= Stated task =
Continue the email headers of the FreeBSD hackers mailing list message from the line after the last one shown.

= Document extract =

From owner-freebsd-hackers@freebsd.org  Thu Jul  5 17:43:57 2018
Return-Path: <owner-freebsd-hackers@freebsd.org>
Delivered-To: freebsd-hackers@mailman.ysv.freebsd.org
Received: from mx1.freebsd.org (mx1.freebsd.org [IPv6:2610:1c1:1:606c::19:1])
 by mailman.ysv.freebsd.org (Postfix) with ESMTP id DADEE1041BC6
 for <freebsd-hackers@mailman.ysv.freebsd.org>;
 Thu,  5 Jul 2018 17:43:57 +0000 (UTC)
 (envelope-from freebsd-rwg@pdx.rh.CN85.dnsmgr.net)
Received: from pdx.rh.CN85.dnsmgr.net (br1.CN84in.dnsmgr.net [69.59.192.140])
 (using TLSv1 with cipher DHE-RSA-AES256-SHA (256/256 bits))
 (Client did not present a certificate)
 by mx1.freebsd.org (Postfix) with ESMTPS id 4983E8C1AD;
 Thu,  5 Jul 2018 17:43:57 +0000 (UTC)
 (envelope-from freebsd-rwg@pdx.rh.CN85.dnsmgr.net)
Received: from pdx.rh.CN85.dnsmgr.net (localhost [127.0.0.1])
 by pdx.rh.CN85.dnsmgr.net (8.13.3/8.13.3) with ESMTP id w65HhsAY048744;
 Thu, 5 Jul 2018 10:43:54 -0700 (PDT)
 (envelope-from freebsd-rwg@pdx.rh.CN85.dnsmgr.net)
Received: (from freebsd-rwg@localhost)

= Data shown =
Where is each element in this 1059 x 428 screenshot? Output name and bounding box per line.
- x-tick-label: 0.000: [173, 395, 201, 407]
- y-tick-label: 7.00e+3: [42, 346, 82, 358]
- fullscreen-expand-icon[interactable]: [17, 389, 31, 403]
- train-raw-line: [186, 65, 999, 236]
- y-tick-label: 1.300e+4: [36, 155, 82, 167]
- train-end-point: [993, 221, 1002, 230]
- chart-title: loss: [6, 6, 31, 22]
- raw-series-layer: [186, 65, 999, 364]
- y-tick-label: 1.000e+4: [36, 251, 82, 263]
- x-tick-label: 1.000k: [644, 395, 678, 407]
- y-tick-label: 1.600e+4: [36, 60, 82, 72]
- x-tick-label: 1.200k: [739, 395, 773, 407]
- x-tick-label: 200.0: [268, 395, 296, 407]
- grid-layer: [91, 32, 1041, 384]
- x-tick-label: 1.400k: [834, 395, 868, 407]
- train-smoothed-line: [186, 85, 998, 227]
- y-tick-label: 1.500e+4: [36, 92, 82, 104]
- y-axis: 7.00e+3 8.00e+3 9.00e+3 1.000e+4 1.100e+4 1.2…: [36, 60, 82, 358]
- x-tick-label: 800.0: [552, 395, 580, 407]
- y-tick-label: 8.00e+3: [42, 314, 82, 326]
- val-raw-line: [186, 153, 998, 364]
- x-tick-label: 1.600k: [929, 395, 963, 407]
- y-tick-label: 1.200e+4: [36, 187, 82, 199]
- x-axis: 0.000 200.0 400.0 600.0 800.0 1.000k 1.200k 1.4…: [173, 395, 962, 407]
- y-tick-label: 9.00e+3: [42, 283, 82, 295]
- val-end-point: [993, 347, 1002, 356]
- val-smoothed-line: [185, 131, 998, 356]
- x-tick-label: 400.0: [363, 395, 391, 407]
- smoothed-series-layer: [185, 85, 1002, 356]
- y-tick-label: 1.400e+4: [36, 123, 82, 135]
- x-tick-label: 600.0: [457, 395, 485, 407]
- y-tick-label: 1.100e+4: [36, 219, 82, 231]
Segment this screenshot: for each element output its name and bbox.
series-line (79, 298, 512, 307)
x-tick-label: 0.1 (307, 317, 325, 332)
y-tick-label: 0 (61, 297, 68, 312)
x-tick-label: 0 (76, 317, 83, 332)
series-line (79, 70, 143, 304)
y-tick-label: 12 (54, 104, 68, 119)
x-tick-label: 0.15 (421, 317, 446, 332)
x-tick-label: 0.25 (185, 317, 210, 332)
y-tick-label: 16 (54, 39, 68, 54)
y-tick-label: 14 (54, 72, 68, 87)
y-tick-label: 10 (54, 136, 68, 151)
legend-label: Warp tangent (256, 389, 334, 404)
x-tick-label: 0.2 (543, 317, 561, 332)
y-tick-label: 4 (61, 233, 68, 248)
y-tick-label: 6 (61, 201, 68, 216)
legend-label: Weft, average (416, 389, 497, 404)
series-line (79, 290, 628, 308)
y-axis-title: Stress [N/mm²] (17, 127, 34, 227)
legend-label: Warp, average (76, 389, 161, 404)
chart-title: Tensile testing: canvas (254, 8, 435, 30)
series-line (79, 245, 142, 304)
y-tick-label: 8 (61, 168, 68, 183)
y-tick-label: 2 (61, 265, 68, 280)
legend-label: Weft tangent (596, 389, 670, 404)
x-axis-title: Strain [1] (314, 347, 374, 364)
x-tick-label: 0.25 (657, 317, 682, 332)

= Reply =
 by pdx.rh.CN85.dnsmgr.net (8.13.3/8.13.3/Submit) id w65HhsYb048743;
 Thu, 5 Jul 2018 10:43:54 -0700 (PDT) (envelope-from freebsd-rwg)
From: "Rodney W. Grimes" <freebsd-rwg@pdx.rh.CN85.dnsmgr.net>
Message-Id: <201807051743.w65HhsYb048743@pdx.rh.CN85.dnsmgr.net>
Subject: Re: Confusing smartd messages
In-Reply-To: <51eb8232-49a7-0b3a-2d0f-9882ebfbfa1d@FreeBSD.org>
To: lev@freebsd.org
Date: Thu, 5 Jul 2018 10:43:54 -0700 (PDT)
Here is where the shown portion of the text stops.